What is asked: Count lines with the string "true" in them. State the number alone.

Given records:
* BEGIN *

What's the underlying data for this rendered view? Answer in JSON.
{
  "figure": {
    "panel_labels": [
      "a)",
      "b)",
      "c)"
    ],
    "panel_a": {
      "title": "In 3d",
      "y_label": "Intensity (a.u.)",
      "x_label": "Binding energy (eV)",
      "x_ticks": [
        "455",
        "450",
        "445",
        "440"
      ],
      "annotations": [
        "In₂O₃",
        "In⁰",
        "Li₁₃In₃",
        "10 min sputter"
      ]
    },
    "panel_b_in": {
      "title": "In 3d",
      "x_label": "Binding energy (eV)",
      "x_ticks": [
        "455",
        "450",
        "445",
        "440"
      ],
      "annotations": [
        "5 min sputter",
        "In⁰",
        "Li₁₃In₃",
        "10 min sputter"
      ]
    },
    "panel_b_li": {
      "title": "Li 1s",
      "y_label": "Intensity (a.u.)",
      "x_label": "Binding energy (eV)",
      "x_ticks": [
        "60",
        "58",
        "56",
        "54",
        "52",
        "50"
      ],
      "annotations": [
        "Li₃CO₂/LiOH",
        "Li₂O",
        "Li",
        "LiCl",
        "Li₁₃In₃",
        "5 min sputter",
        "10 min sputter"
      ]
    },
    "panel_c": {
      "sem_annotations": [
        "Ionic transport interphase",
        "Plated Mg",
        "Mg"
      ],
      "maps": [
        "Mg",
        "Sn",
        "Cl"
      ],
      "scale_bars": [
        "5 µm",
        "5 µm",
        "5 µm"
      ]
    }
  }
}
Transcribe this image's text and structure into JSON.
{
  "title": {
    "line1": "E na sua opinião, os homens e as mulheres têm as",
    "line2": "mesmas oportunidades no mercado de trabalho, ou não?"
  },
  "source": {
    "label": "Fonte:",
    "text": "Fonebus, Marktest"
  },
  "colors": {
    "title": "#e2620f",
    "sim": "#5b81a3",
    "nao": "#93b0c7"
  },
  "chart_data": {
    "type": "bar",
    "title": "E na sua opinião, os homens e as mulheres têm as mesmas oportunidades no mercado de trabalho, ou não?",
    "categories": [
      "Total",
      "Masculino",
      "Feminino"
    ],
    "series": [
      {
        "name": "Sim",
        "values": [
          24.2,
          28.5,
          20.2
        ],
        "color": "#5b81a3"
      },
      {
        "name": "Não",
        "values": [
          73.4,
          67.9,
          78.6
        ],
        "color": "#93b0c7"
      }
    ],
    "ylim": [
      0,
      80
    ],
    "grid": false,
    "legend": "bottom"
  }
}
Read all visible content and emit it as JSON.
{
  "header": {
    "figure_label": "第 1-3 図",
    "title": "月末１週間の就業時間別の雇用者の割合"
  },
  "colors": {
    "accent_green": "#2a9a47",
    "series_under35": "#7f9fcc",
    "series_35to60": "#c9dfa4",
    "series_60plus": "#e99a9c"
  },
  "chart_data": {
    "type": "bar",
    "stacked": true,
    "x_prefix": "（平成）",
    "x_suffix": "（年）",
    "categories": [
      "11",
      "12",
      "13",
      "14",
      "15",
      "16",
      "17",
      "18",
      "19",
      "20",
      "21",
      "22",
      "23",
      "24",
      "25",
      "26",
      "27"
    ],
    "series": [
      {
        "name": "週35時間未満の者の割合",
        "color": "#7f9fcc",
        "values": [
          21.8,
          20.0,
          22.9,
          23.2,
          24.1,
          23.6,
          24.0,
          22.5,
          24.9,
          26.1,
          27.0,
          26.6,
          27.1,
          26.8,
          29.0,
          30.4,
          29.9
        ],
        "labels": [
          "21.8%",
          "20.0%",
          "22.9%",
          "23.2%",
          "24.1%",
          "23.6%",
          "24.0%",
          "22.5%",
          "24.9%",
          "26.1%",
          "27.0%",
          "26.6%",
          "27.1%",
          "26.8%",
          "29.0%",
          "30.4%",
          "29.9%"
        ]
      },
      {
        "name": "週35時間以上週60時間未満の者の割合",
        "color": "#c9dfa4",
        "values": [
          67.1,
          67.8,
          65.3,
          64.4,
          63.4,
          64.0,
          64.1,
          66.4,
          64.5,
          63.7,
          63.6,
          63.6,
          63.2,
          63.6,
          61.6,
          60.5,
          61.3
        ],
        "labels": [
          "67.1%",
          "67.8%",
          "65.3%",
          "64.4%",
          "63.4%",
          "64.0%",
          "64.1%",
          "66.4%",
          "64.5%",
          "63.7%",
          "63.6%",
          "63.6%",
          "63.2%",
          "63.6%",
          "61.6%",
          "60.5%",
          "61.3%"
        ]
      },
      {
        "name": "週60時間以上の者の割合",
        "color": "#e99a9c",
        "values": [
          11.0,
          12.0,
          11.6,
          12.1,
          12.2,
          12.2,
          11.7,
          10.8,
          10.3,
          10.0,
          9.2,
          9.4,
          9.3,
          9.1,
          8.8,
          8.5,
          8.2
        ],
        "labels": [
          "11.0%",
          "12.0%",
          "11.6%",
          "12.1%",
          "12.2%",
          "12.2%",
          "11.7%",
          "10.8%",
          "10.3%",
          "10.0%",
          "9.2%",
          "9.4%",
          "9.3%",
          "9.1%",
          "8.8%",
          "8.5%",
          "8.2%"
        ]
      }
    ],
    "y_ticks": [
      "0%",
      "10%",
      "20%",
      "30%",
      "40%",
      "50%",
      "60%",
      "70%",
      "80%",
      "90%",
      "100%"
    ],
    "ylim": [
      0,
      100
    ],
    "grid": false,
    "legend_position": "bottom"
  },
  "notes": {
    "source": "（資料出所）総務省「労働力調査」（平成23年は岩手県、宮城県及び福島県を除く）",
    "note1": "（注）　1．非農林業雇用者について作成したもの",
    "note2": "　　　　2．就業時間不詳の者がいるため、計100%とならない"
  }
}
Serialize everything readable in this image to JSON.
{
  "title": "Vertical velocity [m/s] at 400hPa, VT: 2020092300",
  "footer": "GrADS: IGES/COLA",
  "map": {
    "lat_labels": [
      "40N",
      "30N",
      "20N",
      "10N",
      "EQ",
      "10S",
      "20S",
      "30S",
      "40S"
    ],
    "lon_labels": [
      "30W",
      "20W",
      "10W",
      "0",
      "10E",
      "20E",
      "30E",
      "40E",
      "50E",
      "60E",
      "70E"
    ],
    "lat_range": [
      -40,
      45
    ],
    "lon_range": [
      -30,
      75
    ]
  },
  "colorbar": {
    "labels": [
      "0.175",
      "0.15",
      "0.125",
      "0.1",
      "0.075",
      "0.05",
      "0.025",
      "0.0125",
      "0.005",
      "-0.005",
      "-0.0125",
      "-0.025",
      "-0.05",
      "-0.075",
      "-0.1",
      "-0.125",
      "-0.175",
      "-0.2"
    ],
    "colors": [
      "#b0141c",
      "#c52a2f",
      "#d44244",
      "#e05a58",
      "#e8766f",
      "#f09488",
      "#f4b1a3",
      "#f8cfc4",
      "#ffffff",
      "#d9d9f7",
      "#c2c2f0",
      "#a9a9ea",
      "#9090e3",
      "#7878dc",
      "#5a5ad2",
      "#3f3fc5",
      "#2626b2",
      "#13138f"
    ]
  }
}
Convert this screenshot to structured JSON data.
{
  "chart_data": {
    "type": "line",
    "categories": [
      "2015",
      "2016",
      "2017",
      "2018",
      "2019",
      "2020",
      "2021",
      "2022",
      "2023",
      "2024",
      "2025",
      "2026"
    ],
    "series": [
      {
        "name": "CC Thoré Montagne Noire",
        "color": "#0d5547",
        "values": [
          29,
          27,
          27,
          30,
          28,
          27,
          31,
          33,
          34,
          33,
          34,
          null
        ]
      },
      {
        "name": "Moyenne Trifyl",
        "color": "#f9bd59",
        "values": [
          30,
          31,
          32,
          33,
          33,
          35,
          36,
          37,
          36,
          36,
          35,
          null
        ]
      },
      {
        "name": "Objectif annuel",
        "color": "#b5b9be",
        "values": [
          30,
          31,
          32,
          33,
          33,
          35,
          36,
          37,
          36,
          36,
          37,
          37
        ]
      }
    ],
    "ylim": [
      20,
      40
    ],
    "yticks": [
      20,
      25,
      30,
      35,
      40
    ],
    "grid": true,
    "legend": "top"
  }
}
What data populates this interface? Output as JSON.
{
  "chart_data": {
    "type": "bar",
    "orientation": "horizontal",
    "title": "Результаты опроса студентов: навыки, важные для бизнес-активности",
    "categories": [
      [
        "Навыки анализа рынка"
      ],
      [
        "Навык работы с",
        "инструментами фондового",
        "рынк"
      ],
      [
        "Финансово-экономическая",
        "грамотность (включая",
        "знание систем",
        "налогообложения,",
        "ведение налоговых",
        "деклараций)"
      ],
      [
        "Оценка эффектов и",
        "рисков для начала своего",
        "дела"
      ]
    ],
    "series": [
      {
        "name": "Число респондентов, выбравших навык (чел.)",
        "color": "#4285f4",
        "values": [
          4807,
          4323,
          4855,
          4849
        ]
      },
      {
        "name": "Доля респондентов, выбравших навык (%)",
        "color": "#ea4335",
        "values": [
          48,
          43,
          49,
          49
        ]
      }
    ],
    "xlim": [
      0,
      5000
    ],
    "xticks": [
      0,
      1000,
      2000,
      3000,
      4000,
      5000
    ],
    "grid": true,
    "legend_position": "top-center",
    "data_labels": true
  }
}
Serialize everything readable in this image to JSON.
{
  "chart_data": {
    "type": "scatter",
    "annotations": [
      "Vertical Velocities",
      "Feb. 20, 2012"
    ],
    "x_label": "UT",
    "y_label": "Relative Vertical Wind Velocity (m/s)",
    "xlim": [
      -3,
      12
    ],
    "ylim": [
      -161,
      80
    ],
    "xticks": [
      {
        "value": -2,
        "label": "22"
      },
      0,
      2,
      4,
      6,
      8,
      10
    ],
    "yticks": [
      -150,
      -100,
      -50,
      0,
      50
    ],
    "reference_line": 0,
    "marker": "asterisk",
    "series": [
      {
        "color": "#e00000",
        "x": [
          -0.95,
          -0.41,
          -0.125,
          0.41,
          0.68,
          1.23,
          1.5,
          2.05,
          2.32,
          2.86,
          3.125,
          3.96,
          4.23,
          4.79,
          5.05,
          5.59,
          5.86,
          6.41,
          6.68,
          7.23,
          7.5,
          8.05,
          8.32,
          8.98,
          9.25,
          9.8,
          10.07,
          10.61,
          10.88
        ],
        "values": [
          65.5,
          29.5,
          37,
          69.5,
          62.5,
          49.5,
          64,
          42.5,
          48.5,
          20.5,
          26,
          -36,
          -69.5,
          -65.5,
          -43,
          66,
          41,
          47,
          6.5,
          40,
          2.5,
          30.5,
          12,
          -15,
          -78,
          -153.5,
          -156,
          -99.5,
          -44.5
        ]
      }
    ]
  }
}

* END *

Right answer: 4